** Exercise details **
Exclude the pictures and return every line exactly as written.

** Information given **
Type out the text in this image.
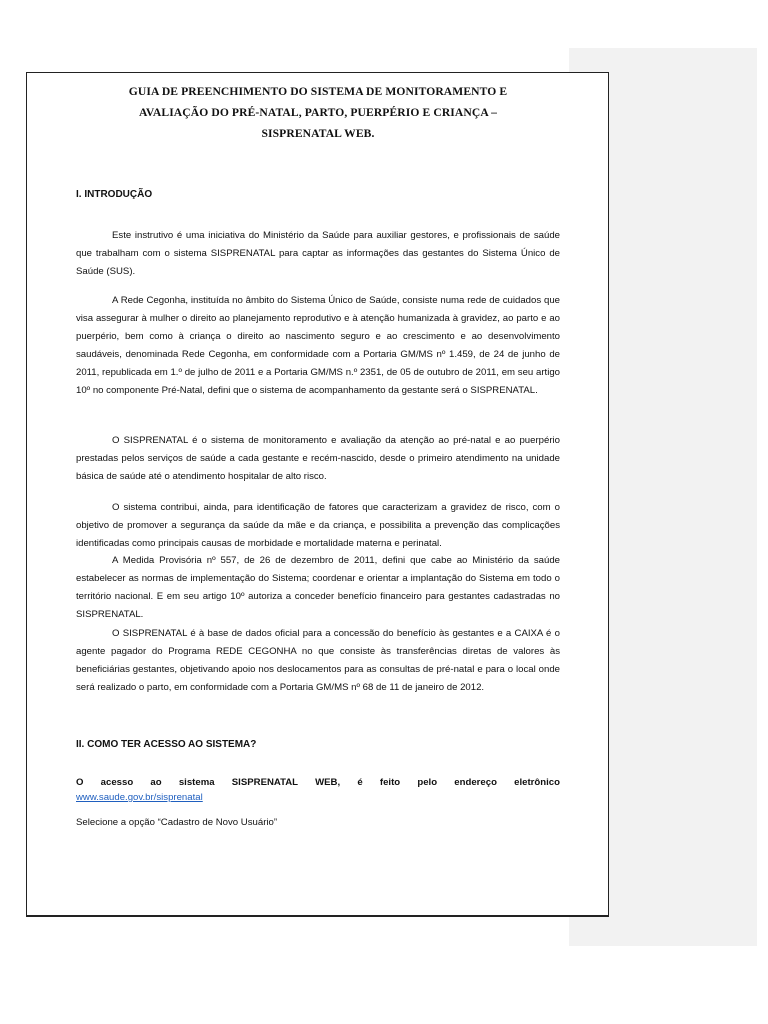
GUIA DE PREENCHIMENTO DO SISTEMA DE MONITORAMENTO E
AVALIAÇÃO DO PRÉ-NATAL, PARTO, PUERPÉRIO E CRIANÇA –
SISPRENATAL WEB.
I. INTRODUÇÃO

Este instrutivo é uma iniciativa do Ministério da Saúde para auxiliar gestores, e profissionais de saúde que trabalham com o sistema SISPRENATAL para captar as informações das gestantes do Sistema Único de Saúde (SUS).

A Rede Cegonha, instituída no âmbito do Sistema Único de Saúde, consiste numa rede de cuidados que visa assegurar à mulher o direito ao planejamento reprodutivo e à atenção humanizada à gravidez, ao parto e ao puerpério, bem como à criança o direito ao nascimento seguro e ao crescimento e ao desenvolvimento saudáveis, denominada Rede Cegonha, em conformidade com a Portaria GM/MS nº 1.459, de 24 de junho de 2011, republicada em 1.º de julho de 2011 e a Portaria GM/MS n.º 2351, de 05 de outubro de 2011, em seu artigo 10º no componente Pré-Natal, defini que o sistema de acompanhamento da gestante será o SISPRENATAL.

O SISPRENATAL é o sistema de monitoramento e avaliação da atenção ao pré-natal e ao puerpério prestadas pelos serviços de saúde a cada gestante e recém-nascido, desde o primeiro atendimento na unidade básica de saúde até o atendimento hospitalar de alto risco.

O sistema contribui, ainda, para identificação de fatores que caracterizam a gravidez de risco, com o objetivo de promover a segurança da saúde da mãe e da criança, e possibilita a prevenção das complicações identificadas como principais causas de morbidade e mortalidade materna e perinatal.

A Medida Provisória nº 557, de 26 de dezembro de 2011, defini que cabe ao Ministério da saúde estabelecer as normas de implementação do Sistema; coordenar e orientar a implantação do Sistema em todo o território nacional. E em seu artigo 10º autoriza a conceder benefício financeiro para gestantes cadastradas no SISPRENATAL.

O SISPRENATAL é à base de dados oficial para a concessão do benefício às gestantes e a CAIXA é o agente pagador do Programa REDE CEGONHA no que consiste às transferências diretas de valores às beneficiárias gestantes, objetivando apoio nos deslocamentos para as consultas de pré-natal e para o local onde será realizado o parto, em conformidade com a Portaria GM/MS nº 68 de 11 de janeiro de 2012.

II. COMO TER ACESSO AO SISTEMA?

O acesso ao sistema SISPRENATAL WEB, é feito pelo endereço eletrônico

www.saude.gov.br/sisprenatal

Selecione a opção “Cadastro de Novo Usuário”
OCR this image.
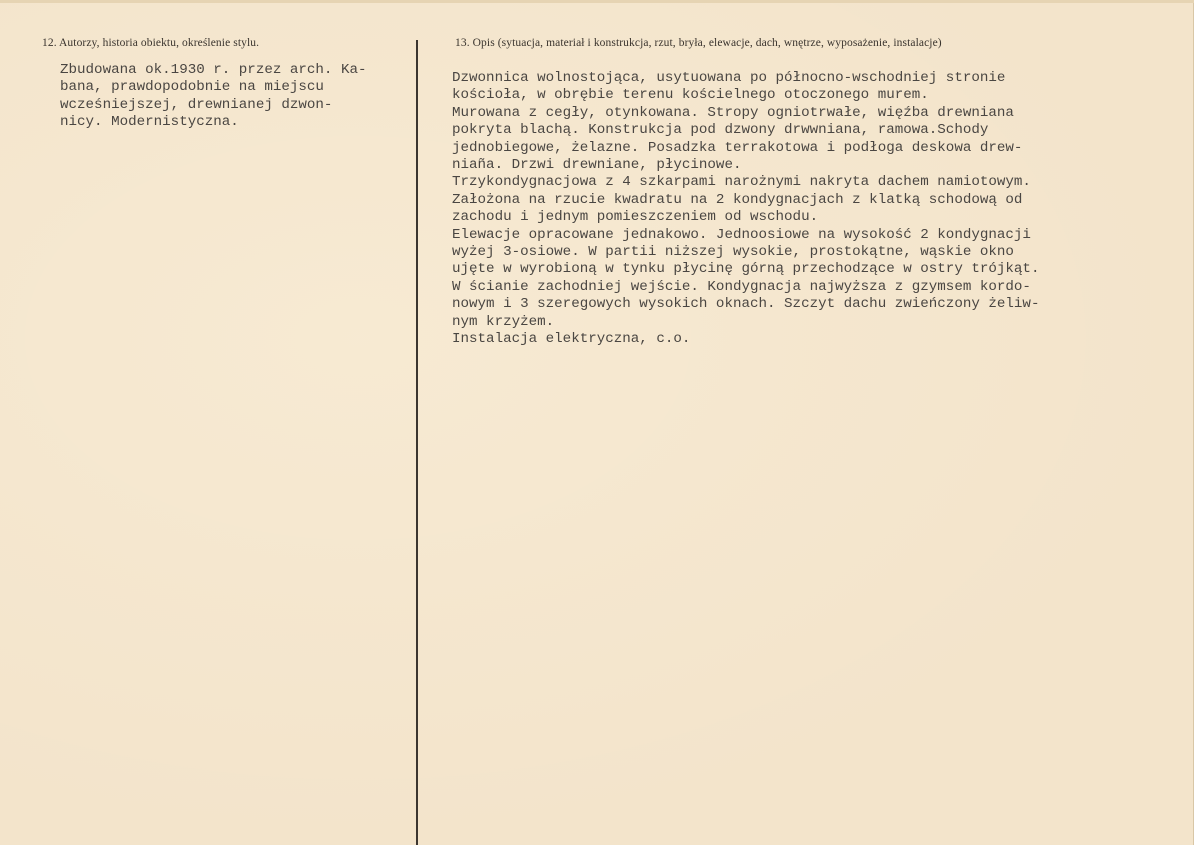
12. Autorzy, historia obiektu, określenie stylu.	13. Opis (sytuacja, materiał i konstrukcja, rzut, bryła, elewacje, dach, wnętrze, wyposażenie, instalacje)
Zbudowana ok.1930 r. przez arch. Ka-
bana, prawdopodobnie na miejscu
wcześniejszej, drewnianej dzwon-
nicy. Modernistyczna.
Dzwonnica wolnostojąca, usytuowana po północno-wschodniej stronie
kościoła, w obrębie terenu kościelnego otoczonego murem.
Murowana z cegły, otynkowana. Stropy ogniotrwałe, więźba drewniana
pokryta blachą. Konstrukcja pod dzwony drwwniana, ramowa.Schody
jednobiegowe, żelazne. Posadzka terrakotowa i podłoga deskowa drew-
niaña. Drzwi drewniane, płycinowe.
Trzykondygnacjowa z 4 szkarpami narożnymi nakryta dachem namiotowym.
Założona na rzucie kwadratu na 2 kondygnacjach z klatką schodową od
zachodu i jednym pomieszczeniem od wschodu.
Elewacje opracowane jednakowo. Jednoosiowe na wysokość 2 kondygnacji
wyżej 3-osiowe. W partii niższej wysokie, prostokątne, wąskie okno
ujęte w wyrobioną w tynku płycinę górną przechodzące w ostry trójkąt.
W ścianie zachodniej wejście. Kondygnacja najwyższa z gzymsem kordo-
nowym i 3 szeregowych wysokich oknach. Szczyt dachu zwieńczony żeliw-
nym krzyżem.
Instalacja elektryczna, c.o.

** Answer to this exercise **
Type out the text in this image.
GUIA DE PREENCHIMENTO DO SISTEMA DE MONITORAMENTO E
AVALIAÇÃO DO PRÉ-NATAL, PARTO, PUERPÉRIO E CRIANÇA –
SISPRENATAL WEB.
I. INTRODUÇÃO

Este instrutivo é uma iniciativa do Ministério da Saúde para auxiliar gestores, e profissionais de saúde que trabalham com o sistema SISPRENATAL para captar as informações das gestantes do Sistema Único de Saúde (SUS).

A Rede Cegonha, instituída no âmbito do Sistema Único de Saúde, consiste numa rede de cuidados que visa assegurar à mulher o direito ao planejamento reprodutivo e à atenção humanizada à gravidez, ao parto e ao puerpério, bem como à criança o direito ao nascimento seguro e ao crescimento e ao desenvolvimento saudáveis, denominada Rede Cegonha, em conformidade com a Portaria GM/MS nº 1.459, de 24 de junho de 2011, republicada em 1.º de julho de 2011 e a Portaria GM/MS n.º 2351, de 05 de outubro de 2011, em seu artigo 10º no componente Pré-Natal, defini que o sistema de acompanhamento da gestante será o SISPRENATAL.

O SISPRENATAL é o sistema de monitoramento e avaliação da atenção ao pré-natal e ao puerpério prestadas pelos serviços de saúde a cada gestante e recém-nascido, desde o primeiro atendimento na unidade básica de saúde até o atendimento hospitalar de alto risco.

O sistema contribui, ainda, para identificação de fatores que caracterizam a gravidez de risco, com o objetivo de promover a segurança da saúde da mãe e da criança, e possibilita a prevenção das complicações identificadas como principais causas de morbidade e mortalidade materna e perinatal.

A Medida Provisória nº 557, de 26 de dezembro de 2011, defini que cabe ao Ministério da saúde estabelecer as normas de implementação do Sistema; coordenar e orientar a implantação do Sistema em todo o território nacional. E em seu artigo 10º autoriza a conceder benefício financeiro para gestantes cadastradas no SISPRENATAL.

O SISPRENATAL é à base de dados oficial para a concessão do benefício às gestantes e a CAIXA é o agente pagador do Programa REDE CEGONHA no que consiste às transferências diretas de valores às beneficiárias gestantes, objetivando apoio nos deslocamentos para as consultas de pré-natal e para o local onde será realizado o parto, em conformidade com a Portaria GM/MS nº 68 de 11 de janeiro de 2012.

II. COMO TER ACESSO AO SISTEMA?

O acesso ao sistema SISPRENATAL WEB, é feito pelo endereço eletrônico

www.saude.gov.br/sisprenatal

Selecione a opção “Cadastro de Novo Usuário”
OCR this image.
12. Autorzy, historia obiektu, określenie stylu.	13. Opis (sytuacja, materiał i konstrukcja, rzut, bryła, elewacje, dach, wnętrze, wyposażenie, instalacje)
Zbudowana ok.1930 r. przez arch. Ka-
bana, prawdopodobnie na miejscu
wcześniejszej, drewnianej dzwon-
nicy. Modernistyczna.
Dzwonnica wolnostojąca, usytuowana po północno-wschodniej stronie
kościoła, w obrębie terenu kościelnego otoczonego murem.
Murowana z cegły, otynkowana. Stropy ogniotrwałe, więźba drewniana
pokryta blachą. Konstrukcja pod dzwony drwwniana, ramowa.Schody
jednobiegowe, żelazne. Posadzka terrakotowa i podłoga deskowa drew-
niaña. Drzwi drewniane, płycinowe.
Trzykondygnacjowa z 4 szkarpami narożnymi nakryta dachem namiotowym.
Założona na rzucie kwadratu na 2 kondygnacjach z klatką schodową od
zachodu i jednym pomieszczeniem od wschodu.
Elewacje opracowane jednakowo. Jednoosiowe na wysokość 2 kondygnacji
wyżej 3-osiowe. W partii niższej wysokie, prostokątne, wąskie okno
ujęte w wyrobioną w tynku płycinę górną przechodzące w ostry trójkąt.
W ścianie zachodniej wejście. Kondygnacja najwyższa z gzymsem kordo-
nowym i 3 szeregowych wysokich oknach. Szczyt dachu zwieńczony żeliw-
nym krzyżem.
Instalacja elektryczna, c.o.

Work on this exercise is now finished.